SOURCE RECORDS:

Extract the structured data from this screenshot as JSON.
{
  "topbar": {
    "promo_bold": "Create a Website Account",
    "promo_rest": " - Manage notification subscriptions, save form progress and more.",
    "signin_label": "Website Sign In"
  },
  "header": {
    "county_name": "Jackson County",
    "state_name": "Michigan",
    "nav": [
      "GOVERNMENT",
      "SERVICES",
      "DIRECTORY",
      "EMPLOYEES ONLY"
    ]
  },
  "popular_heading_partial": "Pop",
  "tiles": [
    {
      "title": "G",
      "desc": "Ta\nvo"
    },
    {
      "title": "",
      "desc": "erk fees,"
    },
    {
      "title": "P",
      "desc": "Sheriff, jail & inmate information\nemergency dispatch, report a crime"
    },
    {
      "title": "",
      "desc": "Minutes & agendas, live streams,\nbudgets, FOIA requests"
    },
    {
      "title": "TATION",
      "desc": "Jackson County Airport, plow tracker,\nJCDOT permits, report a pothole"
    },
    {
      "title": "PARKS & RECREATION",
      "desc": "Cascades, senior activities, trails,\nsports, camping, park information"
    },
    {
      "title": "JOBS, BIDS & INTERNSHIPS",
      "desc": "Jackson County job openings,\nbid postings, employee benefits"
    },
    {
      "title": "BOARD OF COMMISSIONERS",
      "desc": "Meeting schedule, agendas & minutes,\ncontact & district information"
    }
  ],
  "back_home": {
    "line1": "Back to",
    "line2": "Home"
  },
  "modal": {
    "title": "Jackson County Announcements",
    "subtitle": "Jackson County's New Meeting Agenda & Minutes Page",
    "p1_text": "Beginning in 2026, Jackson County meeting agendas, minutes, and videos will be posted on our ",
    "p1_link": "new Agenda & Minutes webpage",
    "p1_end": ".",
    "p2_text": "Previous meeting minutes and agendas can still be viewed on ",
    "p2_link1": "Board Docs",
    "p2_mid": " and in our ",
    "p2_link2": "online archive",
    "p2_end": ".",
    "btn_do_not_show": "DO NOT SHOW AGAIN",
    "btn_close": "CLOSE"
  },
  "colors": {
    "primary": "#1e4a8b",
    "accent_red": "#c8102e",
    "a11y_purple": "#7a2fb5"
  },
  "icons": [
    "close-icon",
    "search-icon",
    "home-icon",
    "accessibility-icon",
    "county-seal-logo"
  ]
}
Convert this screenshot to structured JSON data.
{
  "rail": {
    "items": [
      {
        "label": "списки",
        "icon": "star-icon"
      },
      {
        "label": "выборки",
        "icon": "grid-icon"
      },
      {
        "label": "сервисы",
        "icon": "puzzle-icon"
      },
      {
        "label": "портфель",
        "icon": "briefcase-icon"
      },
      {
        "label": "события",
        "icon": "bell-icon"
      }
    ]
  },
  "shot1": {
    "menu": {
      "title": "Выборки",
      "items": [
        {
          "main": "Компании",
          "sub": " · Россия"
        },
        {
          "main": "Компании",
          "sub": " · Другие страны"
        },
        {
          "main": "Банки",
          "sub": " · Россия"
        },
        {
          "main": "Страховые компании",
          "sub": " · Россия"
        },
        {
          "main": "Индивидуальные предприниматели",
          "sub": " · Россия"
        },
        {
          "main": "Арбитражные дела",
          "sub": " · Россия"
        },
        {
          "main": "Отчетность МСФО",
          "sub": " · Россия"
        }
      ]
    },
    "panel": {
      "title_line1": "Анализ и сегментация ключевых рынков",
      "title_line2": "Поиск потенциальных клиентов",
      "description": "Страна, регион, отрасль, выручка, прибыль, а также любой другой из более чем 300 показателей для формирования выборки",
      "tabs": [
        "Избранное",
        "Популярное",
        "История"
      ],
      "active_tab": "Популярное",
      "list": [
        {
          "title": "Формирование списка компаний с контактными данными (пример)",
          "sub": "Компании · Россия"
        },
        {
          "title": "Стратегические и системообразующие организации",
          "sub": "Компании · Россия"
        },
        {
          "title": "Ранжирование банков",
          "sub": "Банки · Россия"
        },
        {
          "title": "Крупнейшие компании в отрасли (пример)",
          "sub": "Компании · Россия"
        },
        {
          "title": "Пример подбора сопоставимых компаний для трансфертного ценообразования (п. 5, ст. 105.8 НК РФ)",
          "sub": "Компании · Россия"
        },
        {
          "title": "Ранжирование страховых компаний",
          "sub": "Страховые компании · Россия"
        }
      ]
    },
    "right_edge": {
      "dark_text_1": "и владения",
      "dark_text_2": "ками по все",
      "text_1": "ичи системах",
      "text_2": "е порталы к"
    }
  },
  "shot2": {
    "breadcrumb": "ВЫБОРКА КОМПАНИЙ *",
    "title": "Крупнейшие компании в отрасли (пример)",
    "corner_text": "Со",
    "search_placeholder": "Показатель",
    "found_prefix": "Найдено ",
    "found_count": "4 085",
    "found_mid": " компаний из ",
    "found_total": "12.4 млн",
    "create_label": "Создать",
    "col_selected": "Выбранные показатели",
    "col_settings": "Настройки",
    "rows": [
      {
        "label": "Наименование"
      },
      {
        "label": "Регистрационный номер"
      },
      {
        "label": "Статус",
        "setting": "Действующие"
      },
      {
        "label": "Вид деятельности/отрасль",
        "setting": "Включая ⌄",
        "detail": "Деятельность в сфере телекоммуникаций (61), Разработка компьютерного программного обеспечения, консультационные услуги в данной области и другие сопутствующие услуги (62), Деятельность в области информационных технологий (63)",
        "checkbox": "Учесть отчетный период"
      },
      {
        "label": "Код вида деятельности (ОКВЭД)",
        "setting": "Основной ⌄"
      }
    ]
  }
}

PROBLEM DESCRIPTION:
State the number of lines that contain the string "Website", with no other words.

OUTPUT OF THE TASK:
2